[Data excerpts]
--

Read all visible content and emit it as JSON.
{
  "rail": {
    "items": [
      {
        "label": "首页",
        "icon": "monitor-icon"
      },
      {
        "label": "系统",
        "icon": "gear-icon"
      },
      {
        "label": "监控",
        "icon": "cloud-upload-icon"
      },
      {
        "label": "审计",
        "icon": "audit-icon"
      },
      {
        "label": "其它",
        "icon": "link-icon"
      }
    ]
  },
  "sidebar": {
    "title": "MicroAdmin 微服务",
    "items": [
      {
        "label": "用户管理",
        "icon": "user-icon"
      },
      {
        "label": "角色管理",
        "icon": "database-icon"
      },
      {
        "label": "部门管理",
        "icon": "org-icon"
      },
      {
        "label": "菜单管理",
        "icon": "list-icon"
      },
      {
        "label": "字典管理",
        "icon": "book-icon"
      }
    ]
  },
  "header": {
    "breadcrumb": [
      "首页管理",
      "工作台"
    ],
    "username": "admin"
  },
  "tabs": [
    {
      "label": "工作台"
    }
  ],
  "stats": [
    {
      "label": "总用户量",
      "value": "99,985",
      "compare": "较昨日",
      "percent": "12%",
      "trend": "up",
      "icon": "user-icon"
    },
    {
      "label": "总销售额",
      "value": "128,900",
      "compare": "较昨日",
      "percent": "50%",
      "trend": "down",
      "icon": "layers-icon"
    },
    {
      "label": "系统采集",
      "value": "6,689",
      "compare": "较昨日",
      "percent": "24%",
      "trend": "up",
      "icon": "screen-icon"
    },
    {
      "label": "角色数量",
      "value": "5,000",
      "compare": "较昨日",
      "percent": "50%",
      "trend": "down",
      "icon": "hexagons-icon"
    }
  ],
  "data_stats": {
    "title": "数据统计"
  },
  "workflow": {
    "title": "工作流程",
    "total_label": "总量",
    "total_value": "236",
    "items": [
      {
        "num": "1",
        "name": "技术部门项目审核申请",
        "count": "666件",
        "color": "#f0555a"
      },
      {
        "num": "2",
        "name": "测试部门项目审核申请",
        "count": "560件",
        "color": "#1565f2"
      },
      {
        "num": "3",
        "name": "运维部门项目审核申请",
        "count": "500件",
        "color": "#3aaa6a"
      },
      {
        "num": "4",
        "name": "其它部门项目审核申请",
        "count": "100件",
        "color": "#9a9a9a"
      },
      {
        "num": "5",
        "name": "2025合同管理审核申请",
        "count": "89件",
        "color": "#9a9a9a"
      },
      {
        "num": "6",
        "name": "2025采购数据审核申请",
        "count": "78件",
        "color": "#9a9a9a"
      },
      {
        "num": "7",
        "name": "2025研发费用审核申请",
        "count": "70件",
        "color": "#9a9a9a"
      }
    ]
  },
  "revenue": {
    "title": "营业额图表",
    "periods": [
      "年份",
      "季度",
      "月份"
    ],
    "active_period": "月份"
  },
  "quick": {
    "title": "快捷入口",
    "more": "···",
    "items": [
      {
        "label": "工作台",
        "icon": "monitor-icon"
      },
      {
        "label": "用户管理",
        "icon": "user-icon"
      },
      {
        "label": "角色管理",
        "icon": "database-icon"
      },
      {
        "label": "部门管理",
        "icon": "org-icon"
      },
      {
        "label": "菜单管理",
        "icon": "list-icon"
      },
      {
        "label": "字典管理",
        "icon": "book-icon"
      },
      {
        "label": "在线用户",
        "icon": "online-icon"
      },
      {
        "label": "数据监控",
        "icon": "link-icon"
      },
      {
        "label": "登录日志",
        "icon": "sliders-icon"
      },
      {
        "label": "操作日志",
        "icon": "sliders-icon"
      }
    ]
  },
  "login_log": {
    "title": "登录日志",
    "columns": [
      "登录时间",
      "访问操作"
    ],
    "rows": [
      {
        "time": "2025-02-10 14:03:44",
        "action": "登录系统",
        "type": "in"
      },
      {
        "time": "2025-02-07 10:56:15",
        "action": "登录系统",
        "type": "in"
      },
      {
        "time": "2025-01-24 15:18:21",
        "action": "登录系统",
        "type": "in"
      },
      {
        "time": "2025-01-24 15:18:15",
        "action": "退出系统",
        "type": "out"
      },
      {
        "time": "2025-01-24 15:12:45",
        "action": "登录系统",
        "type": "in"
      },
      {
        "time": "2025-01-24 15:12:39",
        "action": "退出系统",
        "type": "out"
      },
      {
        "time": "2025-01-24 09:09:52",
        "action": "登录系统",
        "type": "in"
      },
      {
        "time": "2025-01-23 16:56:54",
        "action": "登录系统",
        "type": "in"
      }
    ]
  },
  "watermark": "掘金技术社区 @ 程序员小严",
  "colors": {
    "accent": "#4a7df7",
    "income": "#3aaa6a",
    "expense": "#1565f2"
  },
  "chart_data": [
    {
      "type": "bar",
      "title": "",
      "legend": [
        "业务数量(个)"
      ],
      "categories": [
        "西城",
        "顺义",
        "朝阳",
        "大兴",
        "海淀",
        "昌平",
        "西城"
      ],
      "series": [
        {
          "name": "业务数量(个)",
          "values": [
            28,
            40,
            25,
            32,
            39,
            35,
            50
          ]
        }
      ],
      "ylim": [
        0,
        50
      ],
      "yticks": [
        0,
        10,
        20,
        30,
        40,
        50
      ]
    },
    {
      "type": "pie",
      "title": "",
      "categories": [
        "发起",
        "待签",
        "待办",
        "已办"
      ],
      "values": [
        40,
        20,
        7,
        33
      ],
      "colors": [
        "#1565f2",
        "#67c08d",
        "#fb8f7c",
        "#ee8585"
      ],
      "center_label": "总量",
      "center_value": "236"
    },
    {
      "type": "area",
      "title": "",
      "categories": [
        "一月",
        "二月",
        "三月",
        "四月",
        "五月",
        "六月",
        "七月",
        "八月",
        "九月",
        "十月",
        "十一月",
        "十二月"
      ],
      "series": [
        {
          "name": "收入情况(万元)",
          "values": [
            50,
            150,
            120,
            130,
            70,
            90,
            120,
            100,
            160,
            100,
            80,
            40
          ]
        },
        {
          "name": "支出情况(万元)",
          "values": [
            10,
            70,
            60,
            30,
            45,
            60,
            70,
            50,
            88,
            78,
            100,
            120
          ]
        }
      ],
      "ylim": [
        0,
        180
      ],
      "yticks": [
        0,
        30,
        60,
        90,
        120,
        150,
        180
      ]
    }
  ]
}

--

What is needed: Write the material out again word for word.

Full solution:
Read all visible content and emit it as JSON.
{
  "rail": {
    "items": [
      {
        "label": "首页",
        "icon": "monitor-icon"
      },
      {
        "label": "系统",
        "icon": "gear-icon"
      },
      {
        "label": "监控",
        "icon": "cloud-upload-icon"
      },
      {
        "label": "审计",
        "icon": "audit-icon"
      },
      {
        "label": "其它",
        "icon": "link-icon"
      }
    ]
  },
  "sidebar": {
    "title": "MicroAdmin 微服务",
    "items": [
      {
        "label": "用户管理",
        "icon": "user-icon"
      },
      {
        "label": "角色管理",
        "icon": "database-icon"
      },
      {
        "label": "部门管理",
        "icon": "org-icon"
      },
      {
        "label": "菜单管理",
        "icon": "list-icon"
      },
      {
        "label": "字典管理",
        "icon": "book-icon"
      }
    ]
  },
  "header": {
    "breadcrumb": [
      "首页管理",
      "工作台"
    ],
    "username": "admin"
  },
  "tabs": [
    {
      "label": "工作台"
    }
  ],
  "stats": [
    {
      "label": "总用户量",
      "value": "99,985",
      "compare": "较昨日",
      "percent": "12%",
      "trend": "up",
      "icon": "user-icon"
    },
    {
      "label": "总销售额",
      "value": "128,900",
      "compare": "较昨日",
      "percent": "50%",
      "trend": "down",
      "icon": "layers-icon"
    },
    {
      "label": "系统采集",
      "value": "6,689",
      "compare": "较昨日",
      "percent": "24%",
      "trend": "up",
      "icon": "screen-icon"
    },
    {
      "label": "角色数量",
      "value": "5,000",
      "compare": "较昨日",
      "percent": "50%",
      "trend": "down",
      "icon": "hexagons-icon"
    }
  ],
  "data_stats": {
    "title": "数据统计"
  },
  "workflow": {
    "title": "工作流程",
    "total_label": "总量",
    "total_value": "236",
    "items": [
      {
        "num": "1",
        "name": "技术部门项目审核申请",
        "count": "666件",
        "color": "#f0555a"
      },
      {
        "num": "2",
        "name": "测试部门项目审核申请",
        "count": "560件",
        "color": "#1565f2"
      },
      {
        "num": "3",
        "name": "运维部门项目审核申请",
        "count": "500件",
        "color": "#3aaa6a"
      },
      {
        "num": "4",
        "name": "其它部门项目审核申请",
        "count": "100件",
        "color": "#9a9a9a"
      },
      {
        "num": "5",
        "name": "2025合同管理审核申请",
        "count": "89件",
        "color": "#9a9a9a"
      },
      {
        "num": "6",
        "name": "2025采购数据审核申请",
        "count": "78件",
        "color": "#9a9a9a"
      },
      {
        "num": "7",
        "name": "2025研发费用审核申请",
        "count": "70件",
        "color": "#9a9a9a"
      }
    ]
  },
  "revenue": {
    "title": "营业额图表",
    "periods": [
      "年份",
      "季度",
      "月份"
    ],
    "active_period": "月份"
  },
  "quick": {
    "title": "快捷入口",
    "more": "···",
    "items": [
      {
        "label": "工作台",
        "icon": "monitor-icon"
      },
      {
        "label": "用户管理",
        "icon": "user-icon"
      },
      {
        "label": "角色管理",
        "icon": "database-icon"
      },
      {
        "label": "部门管理",
        "icon": "org-icon"
      },
      {
        "label": "菜单管理",
        "icon": "list-icon"
      },
      {
        "label": "字典管理",
        "icon": "book-icon"
      },
      {
        "label": "在线用户",
        "icon": "online-icon"
      },
      {
        "label": "数据监控",
        "icon": "link-icon"
      },
      {
        "label": "登录日志",
        "icon": "sliders-icon"
      },
      {
        "label": "操作日志",
        "icon": "sliders-icon"
      }
    ]
  },
  "login_log": {
    "title": "登录日志",
    "columns": [
      "登录时间",
      "访问操作"
    ],
    "rows": [
      {
        "time": "2025-02-10 14:03:44",
        "action": "登录系统",
        "type": "in"
      },
      {
        "time": "2025-02-07 10:56:15",
        "action": "登录系统",
        "type": "in"
      },
      {
        "time": "2025-01-24 15:18:21",
        "action": "登录系统",
        "type": "in"
      },
      {
        "time": "2025-01-24 15:18:15",
        "action": "退出系统",
        "type": "out"
      },
      {
        "time": "2025-01-24 15:12:45",
        "action": "登录系统",
        "type": "in"
      },
      {
        "time": "2025-01-24 15:12:39",
        "action": "退出系统",
        "type": "out"
      },
      {
        "time": "2025-01-24 09:09:52",
        "action": "登录系统",
        "type": "in"
      },
      {
        "time": "2025-01-23 16:56:54",
        "action": "登录系统",
        "type": "in"
      }
    ]
  },
  "watermark": "掘金技术社区 @ 程序员小严",
  "colors": {
    "accent": "#4a7df7",
    "income": "#3aaa6a",
    "expense": "#1565f2"
  },
  "chart_data": [
    {
      "type": "bar",
      "title": "",
      "legend": [
        "业务数量(个)"
      ],
      "categories": [
        "西城",
        "顺义",
        "朝阳",
        "大兴",
        "海淀",
        "昌平",
        "西城"
      ],
      "series": [
        {
          "name": "业务数量(个)",
          "values": [
            28,
            40,
            25,
            32,
            39,
            35,
            50
          ]
        }
      ],
      "ylim": [
        0,
        50
      ],
      "yticks": [
        0,
        10,
        20,
        30,
        40,
        50
      ]
    },
    {
      "type": "pie",
      "title": "",
      "categories": [
        "发起",
        "待签",
        "待办",
        "已办"
      ],
      "values": [
        40,
        20,
        7,
        33
      ],
      "colors": [
        "#1565f2",
        "#67c08d",
        "#fb8f7c",
        "#ee8585"
      ],
      "center_label": "总量",
      "center_value": "236"
    },
    {
      "type": "area",
      "title": "",
      "categories": [
        "一月",
        "二月",
        "三月",
        "四月",
        "五月",
        "六月",
        "七月",
        "八月",
        "九月",
        "十月",
        "十一月",
        "十二月"
      ],
      "series": [
        {
          "name": "收入情况(万元)",
          "values": [
            50,
            150,
            120,
            130,
            70,
            90,
            120,
            100,
            160,
            100,
            80,
            40
          ]
        },
        {
          "name": "支出情况(万元)",
          "values": [
            10,
            70,
            60,
            30,
            45,
            60,
            70,
            50,
            88,
            78,
            100,
            120
          ]
        }
      ],
      "ylim": [
        0,
        180
      ],
      "yticks": [
        0,
        30,
        60,
        90,
        120,
        150,
        180
      ]
    }
  ]
}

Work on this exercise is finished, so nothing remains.